• _SOURCE TEXT_
━━━━━━━━━━━━━━━━━━━━━━━━━━━━━━

The report, supported by a grant from the Laura and John Arnold Foundation, found that 40 states have laws on the books that allow judges or other government officials to charge young people for “free” counsel—court-appointed attorneys and public defenders. Public defenders around the country confirmed that these fees are levied against young people and their families, even when the court has determined them to be too poor to hire counsel themselves. The fees can be substantial.  In some states, youth and families may be required to reimburse the court at rates of hundreds of dollars an hour for the assistance of counsel. 

The Constitution establishes a right to counsel to ensure that an individual’s liberty cannot be taken away without a fair trial. The United States Supreme Court has made clear that states must therefore provide attorneys for those who cannot afford them. When states require young people and their families to pay for attorneys provided by the state, they erode this constitutional right. 

According to Juvenile Law Center Associate Director and co-author of the report, Jessica Feierman, this may have serious implications for youth. 

“Children’s access to justice shouldn’t depend on their access to money,” said Feierman. “When faced with fees, however, many youth choose to plead guilty or appear in court without a lawyer. This heightens their risk of being deprived of their liberty, separated from their families, and incarcerated.”

━━━━━━━━━━━━━━━━━━━━━━━━━━━━━━

Data listing

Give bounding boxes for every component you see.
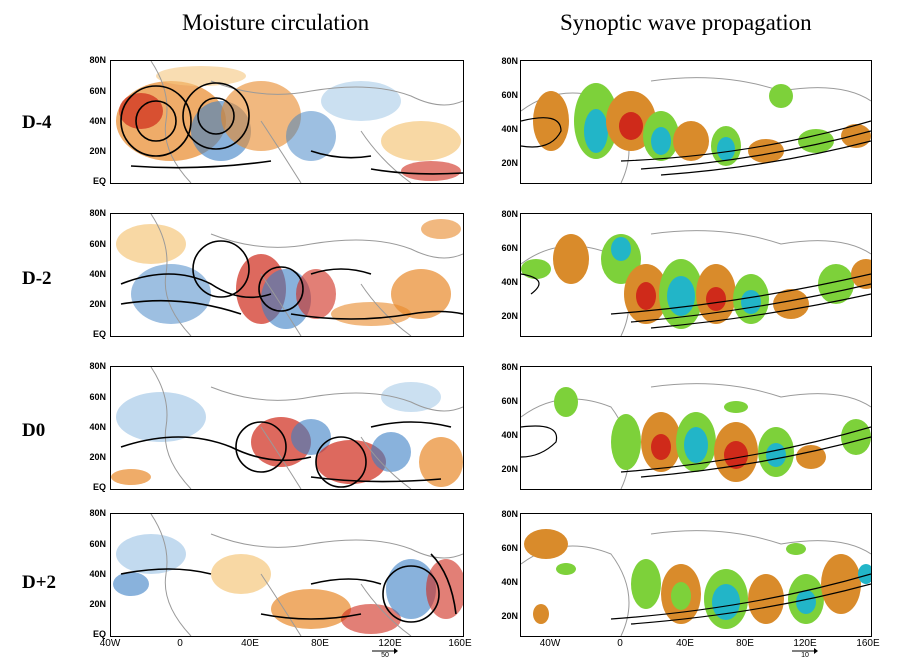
wave-shading [533,83,871,166]
wave-panel-d-4 [520,60,872,184]
lat-label: 40N [89,116,106,126]
lat-label: 60N [501,543,518,553]
row-label-d-4: D-4 [22,112,52,133]
moisture-map-d-4 [116,61,463,183]
coastlines [150,61,463,183]
lat-label: 80N [89,55,106,65]
moisture-panel-d2 [110,513,464,637]
lat-label: 20N [501,611,518,621]
wave-shading [554,387,871,482]
lon-label: 0 [617,638,623,649]
lat-label: 80N [501,362,518,372]
wave-map-d2 [521,529,871,636]
lat-label: 40N [501,277,518,287]
row-label-d-2: D-2 [22,268,52,289]
lat-label: EQ [92,629,106,639]
circulation-vectors [120,240,463,320]
lat-label: 60N [89,392,106,402]
wave-map-d0 [521,383,871,489]
lat-label: 40N [501,430,518,440]
coastlines [150,367,463,489]
lat-label: 40N [501,124,518,134]
lon-label: 160E [448,638,472,649]
lat-label: 60N [501,396,518,406]
lon-label: 120E [793,638,817,649]
jet-contours [521,425,871,478]
coastlines [150,514,463,636]
moisture-map-d2 [113,514,463,636]
lat-label: EQ [92,329,106,339]
moisture-map-d0 [111,367,463,489]
vector-scale-arrow [792,648,818,654]
jet-contours [521,117,871,176]
lon-label: 160E [856,638,880,649]
moisture-panel-d-4 [110,60,464,184]
lat-label: 20N [89,146,106,156]
lat-label: 80N [89,208,106,218]
moisture-shading [116,66,461,181]
lat-label: 60N [89,539,106,549]
lat-label: 20N [501,311,518,321]
lat-label: 60N [501,90,518,100]
vector-scale-arrow [372,648,398,654]
lat-label: 80N [89,361,106,371]
vector-scale-label: 50 [381,652,389,659]
circulation-vectors [120,421,452,488]
circulation-vectors [120,553,457,623]
lat-label: 80N [501,509,518,519]
lat-label: 20N [501,158,518,168]
wave-shading [524,529,871,629]
row-label-d2: D+2 [22,572,57,593]
vector-scale-label: 10 [801,652,809,659]
lat-label: 60N [89,86,106,96]
lat-label: 20N [89,299,106,309]
lon-label: 80E [736,638,754,649]
circulation-vectors [120,82,463,175]
lat-label: 40N [89,422,106,432]
lat-label: EQ [92,482,106,492]
moisture-shading [111,382,463,487]
lon-label: 0 [177,638,183,649]
row-label-d0: D0 [22,420,46,441]
lat-label: 60N [501,243,518,253]
moisture-map-d-2 [116,214,463,336]
lat-label: 40N [89,569,106,579]
lat-label: EQ [92,176,106,186]
lon-label: 40W [99,638,121,649]
lon-label: 40W [539,638,561,649]
wave-panel-d2 [520,513,872,637]
moisture-panel-d-2 [110,213,464,337]
lat-label: 80N [89,508,106,518]
lat-label: 60N [89,239,106,249]
moisture-circulation-title: Moisture circulation [182,10,370,35]
wave-map-d-4 [521,77,871,183]
lat-label: 20N [89,599,106,609]
moisture-panel-d0 [110,366,464,490]
lat-label: 20N [501,464,518,474]
lon-label: 40E [241,638,259,649]
wave-map-d-2 [521,230,871,336]
lat-label: 80N [501,56,518,66]
jet-contours [521,273,871,329]
lat-label: 40N [89,269,106,279]
lon-label: 80E [311,638,329,649]
lat-label: 40N [501,577,518,587]
wave-panel-d-2 [520,213,872,337]
lat-label: 80N [501,209,518,219]
lat-label: 20N [89,452,106,462]
lon-label: 120E [378,638,402,649]
lon-label: 40E [676,638,694,649]
wave-panel-d0 [520,366,872,490]
jet-contours [610,573,871,625]
synoptic-wave-title: Synoptic wave propagation [560,10,812,35]
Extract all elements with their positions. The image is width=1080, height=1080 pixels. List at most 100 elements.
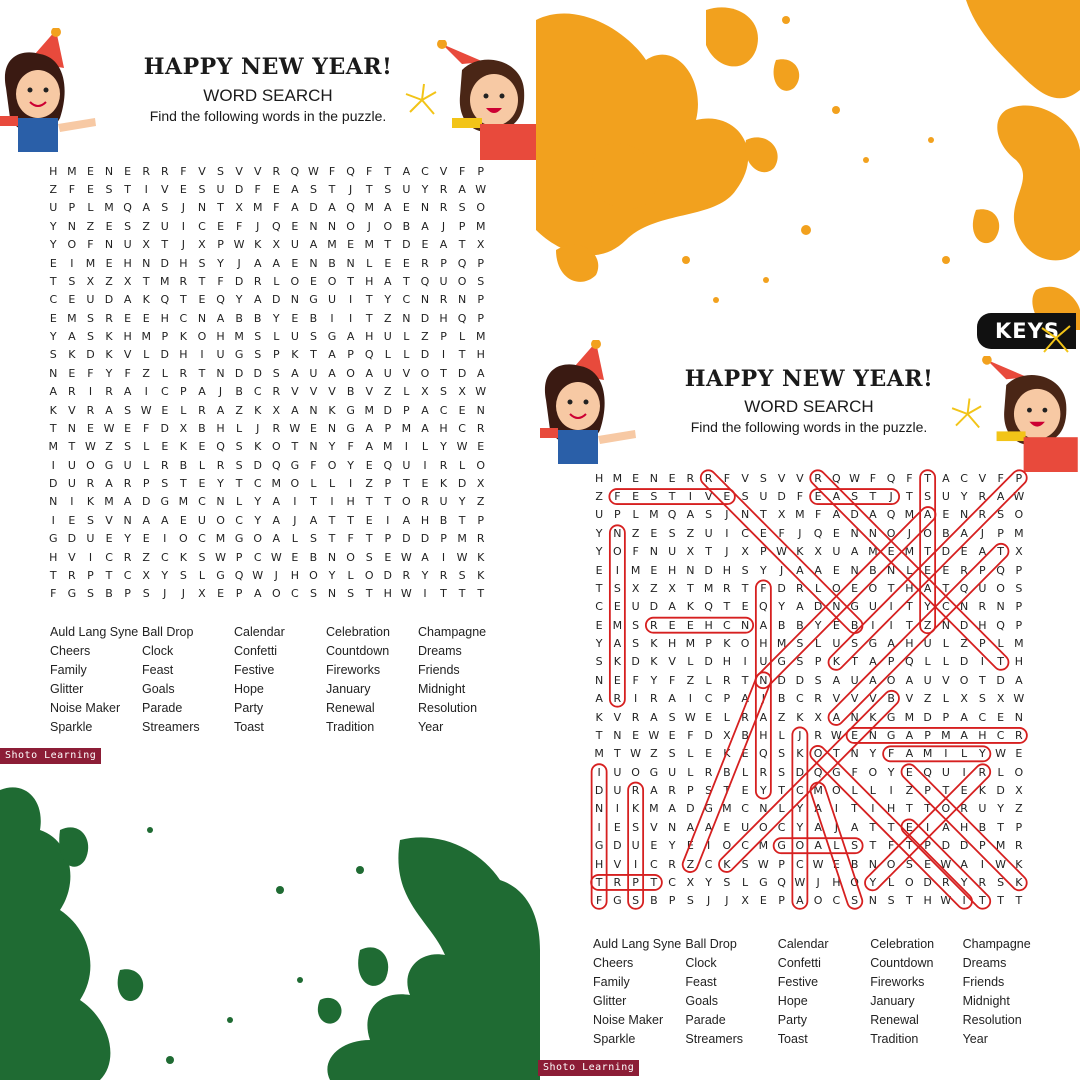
- grid-letter: A: [832, 710, 841, 724]
- grid-letter: P: [124, 587, 131, 601]
- grid-letter: U: [631, 600, 640, 614]
- grid-letter: S: [235, 458, 243, 472]
- grid-letter: H: [722, 563, 732, 577]
- grid-letter: P: [632, 875, 639, 889]
- grid-letter: A: [832, 490, 841, 504]
- grid-letter: E: [942, 563, 950, 577]
- grid-letter: E: [68, 293, 76, 307]
- grid-letter: S: [741, 857, 749, 871]
- grid-letter: C: [741, 839, 749, 853]
- grid-letter: A: [328, 366, 336, 380]
- grid-letter: J: [980, 526, 984, 540]
- grid-letter: L: [906, 563, 913, 577]
- grid-letter: S: [49, 348, 57, 362]
- grid-letter: A: [686, 508, 695, 522]
- grid-letter: Q: [777, 875, 786, 889]
- word-list-item: Ball Drop: [142, 625, 194, 639]
- grid-letter: H: [978, 728, 987, 742]
- grid-letter: X: [1015, 784, 1023, 798]
- grid-letter: O: [327, 274, 337, 288]
- word-list-item: Calendar: [777, 937, 829, 951]
- grid-letter: U: [832, 545, 841, 559]
- grid-letter: F: [687, 728, 694, 742]
- grid-letter: B: [105, 587, 113, 601]
- grid-letter: M: [67, 164, 77, 178]
- grid-letter: U: [49, 201, 58, 215]
- grid-letter: M: [401, 421, 412, 435]
- grid-letter: K: [254, 440, 262, 454]
- grid-letter: N: [327, 421, 337, 435]
- grid-letter: R: [439, 201, 448, 215]
- grid-letter: R: [160, 164, 169, 178]
- grid-letter: A: [253, 293, 262, 307]
- answer-highlight: [608, 524, 626, 708]
- grid-letter: S: [124, 440, 132, 454]
- grid-letter: P: [68, 201, 76, 215]
- grid-letter: I: [889, 618, 893, 632]
- grid-letter: K: [723, 637, 731, 651]
- grid-letter: E: [632, 490, 640, 504]
- grid-letter: V: [365, 385, 373, 399]
- grid-letter: P: [668, 894, 676, 908]
- grid-letter: D: [383, 568, 393, 582]
- grid-letter: J: [367, 219, 371, 233]
- grid-letter: G: [777, 655, 786, 669]
- grid-letter: K: [68, 348, 76, 362]
- grid-letter: D: [795, 765, 805, 779]
- grid-letter: Q: [457, 311, 467, 325]
- grid-letter: P: [384, 532, 392, 546]
- grid-letter: S: [668, 710, 676, 724]
- grid-letter: T: [198, 274, 206, 288]
- grid-letter: L: [888, 875, 895, 889]
- grid-letter: O: [420, 366, 430, 380]
- grid-letter: P: [161, 330, 169, 344]
- grid-letter: Y: [869, 747, 877, 761]
- grid-letter: A: [421, 550, 429, 564]
- green-paint-splash: [0, 787, 540, 1080]
- grid-letter: W: [940, 894, 952, 908]
- grid-letter: Q: [290, 164, 300, 178]
- grid-letter: B: [777, 692, 786, 706]
- grid-letter: F: [887, 747, 895, 761]
- grid-letter: L: [869, 784, 876, 798]
- grid-letter: L: [310, 477, 317, 491]
- grid-letter: C: [796, 692, 804, 706]
- grid-letter: G: [868, 637, 878, 651]
- grid-letter: R: [723, 673, 731, 687]
- grid-letter: A: [439, 238, 448, 252]
- grid-letter: R: [814, 692, 822, 706]
- grid-letter: O: [476, 201, 486, 215]
- grid-letter: J: [725, 545, 729, 559]
- grid-letter: E: [124, 311, 132, 325]
- grid-letter: B: [869, 563, 877, 577]
- word-list-item: Hope: [234, 682, 264, 696]
- answer-highlight: [772, 837, 864, 855]
- grid-letter: M: [795, 508, 805, 522]
- grid-letter: N: [613, 728, 622, 742]
- grid-letter: E: [650, 839, 658, 853]
- grid-letter: U: [383, 366, 392, 380]
- grid-letter: Q: [886, 471, 896, 485]
- grid-letter: R: [421, 495, 429, 509]
- grid-letter: S: [309, 183, 317, 197]
- grid-letter: O: [905, 875, 914, 889]
- grid-letter: H: [667, 563, 677, 577]
- grid-letter: D: [704, 728, 713, 742]
- grid-letter: P: [942, 710, 950, 724]
- grid-letter: R: [272, 385, 281, 399]
- grid-letter: T: [906, 839, 913, 853]
- grid-letter: S: [217, 164, 225, 178]
- grid-letter: X: [631, 581, 640, 595]
- grid-letter: F: [614, 490, 621, 504]
- word-list-item: Feast: [142, 663, 174, 677]
- grid-letter: X: [476, 477, 485, 491]
- grid-letter: M: [160, 274, 170, 288]
- grid-letter: G: [160, 495, 170, 509]
- grid-letter: N: [868, 526, 877, 540]
- grid-letter: N: [197, 201, 207, 215]
- grid-letter: N: [420, 201, 430, 215]
- grid-letter: I: [743, 655, 747, 669]
- grid-letter: H: [923, 894, 932, 908]
- grid-letter: P: [235, 587, 243, 601]
- grid-letter: D: [160, 348, 170, 362]
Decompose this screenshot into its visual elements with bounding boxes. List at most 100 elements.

━━━━━━━━━━━━━━━━━━━━━━━━━━━━━━

• _EXERCISE OBJECTIVE_
Please revise the text on juvenile counsel fees, starting at "The Constitution establishes" and ending at "implications for youth.", so that "attorneys" becomes "lawyers".

• _RESULT OF THE TASK_
The Constitution establishes a right to counsel to ensure that an individual’s liberty cannot be taken away without a fair trial. The United States Supreme Court has made clear that states must therefore provide lawyers for those who cannot afford them. When states require young people and their families to pay for lawyers provided by the state, they erode this constitutional right. 

According to Juvenile Law Center Associate Director and co-author of the report, Jessica Feierman, this may have serious implications for youth.